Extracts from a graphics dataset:

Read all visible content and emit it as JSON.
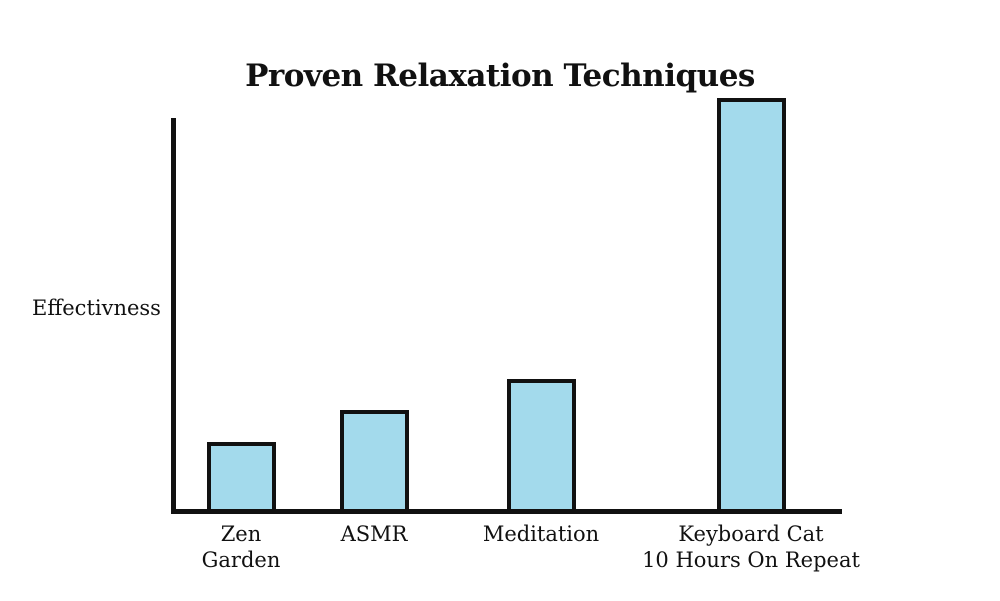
{
  "chart_data": {
    "type": "bar",
    "title": "Proven Relaxation Techniques",
    "ylabel": "Effectivness",
    "xlabel": "",
    "categories": [
      "Zen\nGarden",
      "ASMR",
      "Meditation",
      "Keyboard Cat\n10 Hours On Repeat"
    ],
    "values": [
      18,
      26,
      34,
      105
    ],
    "value_note": "no numeric ticks shown; values estimated as percent of y-axis height, last bar extends above the top of the y-axis",
    "ylim": [
      0,
      100
    ],
    "grid": false,
    "legend": false,
    "colors": {
      "bar_fill": "#A3DAEC",
      "bar_border": "#111111",
      "axis": "#111111",
      "text": "#111111",
      "background": "#FFFFFF"
    }
  }
}
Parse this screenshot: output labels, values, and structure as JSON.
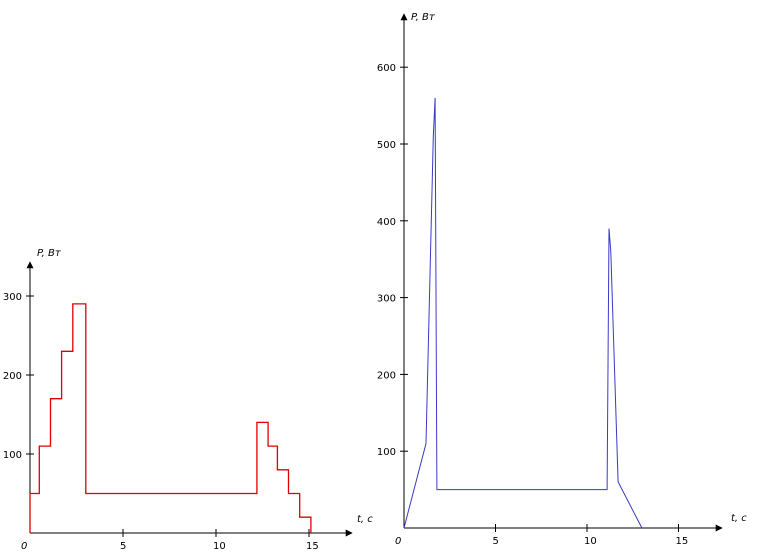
{
  "chart_data": [
    {
      "type": "line",
      "step": true,
      "xlabel": "t, c",
      "ylabel": "P, Вт",
      "xlim": [
        0,
        17
      ],
      "ylim": [
        0,
        330
      ],
      "x_ticks": [
        "0",
        "5",
        "10",
        "15"
      ],
      "y_ticks": [
        "100",
        "200",
        "300"
      ],
      "series": [
        {
          "color": "#e00000",
          "x": [
            0,
            0,
            0.5,
            0.5,
            1.1,
            1.1,
            1.7,
            1.7,
            2.3,
            2.3,
            3.0,
            3.0,
            12.2,
            12.2,
            12.8,
            12.8,
            13.3,
            13.3,
            13.9,
            13.9,
            14.5,
            14.5,
            15.1,
            15.1
          ],
          "y": [
            0,
            50,
            50,
            110,
            110,
            170,
            170,
            230,
            230,
            290,
            290,
            50,
            50,
            140,
            140,
            110,
            110,
            80,
            80,
            50,
            50,
            20,
            20,
            0
          ]
        }
      ]
    },
    {
      "type": "line",
      "xlabel": "t, c",
      "ylabel": "P, Вт",
      "xlim": [
        0,
        17
      ],
      "ylim": [
        0,
        640
      ],
      "x_ticks": [
        "0",
        "5",
        "10",
        "15"
      ],
      "y_ticks": [
        "100",
        "200",
        "300",
        "400",
        "500",
        "600"
      ],
      "series": [
        {
          "color": "#3a3ac8",
          "x": [
            0,
            1.2,
            1.6,
            1.7,
            1.8,
            11.1,
            11.2,
            11.3,
            11.7,
            13.0
          ],
          "y": [
            0,
            110,
            510,
            560,
            50,
            50,
            390,
            360,
            60,
            0
          ]
        }
      ]
    }
  ]
}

TASK:
Take the entries shown above and quote them verbatim, passing over the pictures.

TASK RESPONSE:
Read all visible content and emit it as JSON.
{
  "chart_data": {
    "type": "bar",
    "title": "Proven Relaxation Techniques",
    "ylabel": "Effectivness",
    "xlabel": "",
    "categories": [
      "Zen\nGarden",
      "ASMR",
      "Meditation",
      "Keyboard Cat\n10 Hours On Repeat"
    ],
    "values": [
      18,
      26,
      34,
      105
    ],
    "value_note": "no numeric ticks shown; values estimated as percent of y-axis height, last bar extends above the top of the y-axis",
    "ylim": [
      0,
      100
    ],
    "grid": false,
    "legend": false,
    "colors": {
      "bar_fill": "#A3DAEC",
      "bar_border": "#111111",
      "axis": "#111111",
      "text": "#111111",
      "background": "#FFFFFF"
    }
  }
}
Parse this screenshot: output labels, values, and structure as JSON.
{
  "chart_data": [
    {
      "type": "line",
      "step": true,
      "xlabel": "t, c",
      "ylabel": "P, Вт",
      "xlim": [
        0,
        17
      ],
      "ylim": [
        0,
        330
      ],
      "x_ticks": [
        "0",
        "5",
        "10",
        "15"
      ],
      "y_ticks": [
        "100",
        "200",
        "300"
      ],
      "series": [
        {
          "color": "#e00000",
          "x": [
            0,
            0,
            0.5,
            0.5,
            1.1,
            1.1,
            1.7,
            1.7,
            2.3,
            2.3,
            3.0,
            3.0,
            12.2,
            12.2,
            12.8,
            12.8,
            13.3,
            13.3,
            13.9,
            13.9,
            14.5,
            14.5,
            15.1,
            15.1
          ],
          "y": [
            0,
            50,
            50,
            110,
            110,
            170,
            170,
            230,
            230,
            290,
            290,
            50,
            50,
            140,
            140,
            110,
            110,
            80,
            80,
            50,
            50,
            20,
            20,
            0
          ]
        }
      ]
    },
    {
      "type": "line",
      "xlabel": "t, c",
      "ylabel": "P, Вт",
      "xlim": [
        0,
        17
      ],
      "ylim": [
        0,
        640
      ],
      "x_ticks": [
        "0",
        "5",
        "10",
        "15"
      ],
      "y_ticks": [
        "100",
        "200",
        "300",
        "400",
        "500",
        "600"
      ],
      "series": [
        {
          "color": "#3a3ac8",
          "x": [
            0,
            1.2,
            1.6,
            1.7,
            1.8,
            11.1,
            11.2,
            11.3,
            11.7,
            13.0
          ],
          "y": [
            0,
            110,
            510,
            560,
            50,
            50,
            390,
            360,
            60,
            0
          ]
        }
      ]
    }
  ]
}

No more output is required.